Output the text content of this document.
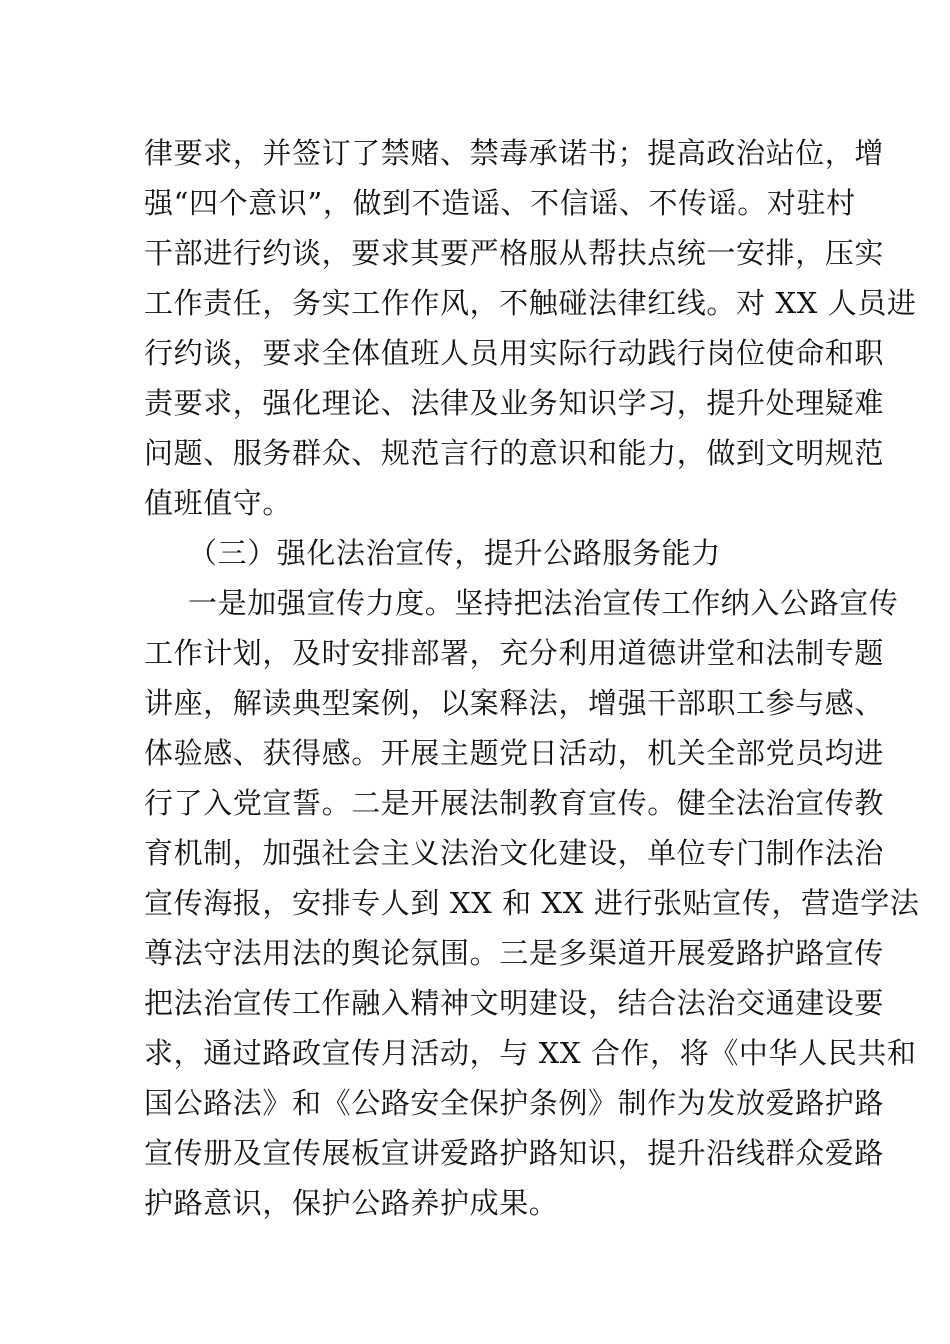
律要求，并签订了禁赌、禁毒承诺书；提高政治站位，增
强“四个意识”，做到不造谣、不信谣、不传谣。对驻村
干部进行约谈，要求其要严格服从帮扶点统一安排，压实
工作责任，务实工作作风，不触碰法律红线。对 XX 人员进
行约谈，要求全体值班人员用实际行动践行岗位使命和职
责要求，强化理论、法律及业务知识学习，提升处理疑难
问题、服务群众、规范言行的意识和能力，做到文明规范
值班值守。
（三）强化法治宣传，提升公路服务能力
一是加强宣传力度。坚持把法治宣传工作纳入公路宣传
工作计划，及时安排部署，充分利用道德讲堂和法制专题
讲座，解读典型案例，以案释法，增强干部职工参与感、
体验感、获得感。开展主题党日活动，机关全部党员均进
行了入党宣誓。二是开展法制教育宣传。健全法治宣传教
育机制，加强社会主义法治文化建设，单位专门制作法治
宣传海报，安排专人到 XX 和 XX 进行张贴宣传，营造学法
尊法守法用法的舆论氛围。三是多渠道开展爱路护路宣传
把法治宣传工作融入精神文明建设，结合法治交通建设要
求，通过路政宣传月活动，与 XX 合作，将《中华人民共和
国公路法》和《公路安全保护条例》制作为发放爱路护路
宣传册及宣传展板宣讲爱路护路知识，提升沿线群众爱路
护路意识，保护公路养护成果。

_ _ _ _ _ _ _

**GOAL OF THE EXERCISE:**
Transcribe the material exactly, keeping every word and none of the pictures.

**TASK SOLUTION:**
Output the text content of this document.
律要求，并签订了禁赌、禁毒承诺书；提高政治站位，增
强“四个意识”，做到不造谣、不信谣、不传谣。对驻村
干部进行约谈，要求其要严格服从帮扶点统一安排，压实
工作责任，务实工作作风，不触碰法律红线。对 XX 人员进
行约谈，要求全体值班人员用实际行动践行岗位使命和职
责要求，强化理论、法律及业务知识学习，提升处理疑难
问题、服务群众、规范言行的意识和能力，做到文明规范
值班值守。
（三）强化法治宣传，提升公路服务能力
一是加强宣传力度。坚持把法治宣传工作纳入公路宣传
工作计划，及时安排部署，充分利用道德讲堂和法制专题
讲座，解读典型案例，以案释法，增强干部职工参与感、
体验感、获得感。开展主题党日活动，机关全部党员均进
行了入党宣誓。二是开展法制教育宣传。健全法治宣传教
育机制，加强社会主义法治文化建设，单位专门制作法治
宣传海报，安排专人到 XX 和 XX 进行张贴宣传，营造学法
尊法守法用法的舆论氛围。三是多渠道开展爱路护路宣传
把法治宣传工作融入精神文明建设，结合法治交通建设要
求，通过路政宣传月活动，与 XX 合作，将《中华人民共和
国公路法》和《公路安全保护条例》制作为发放爱路护路
宣传册及宣传展板宣讲爱路护路知识，提升沿线群众爱路
护路意识，保护公路养护成果。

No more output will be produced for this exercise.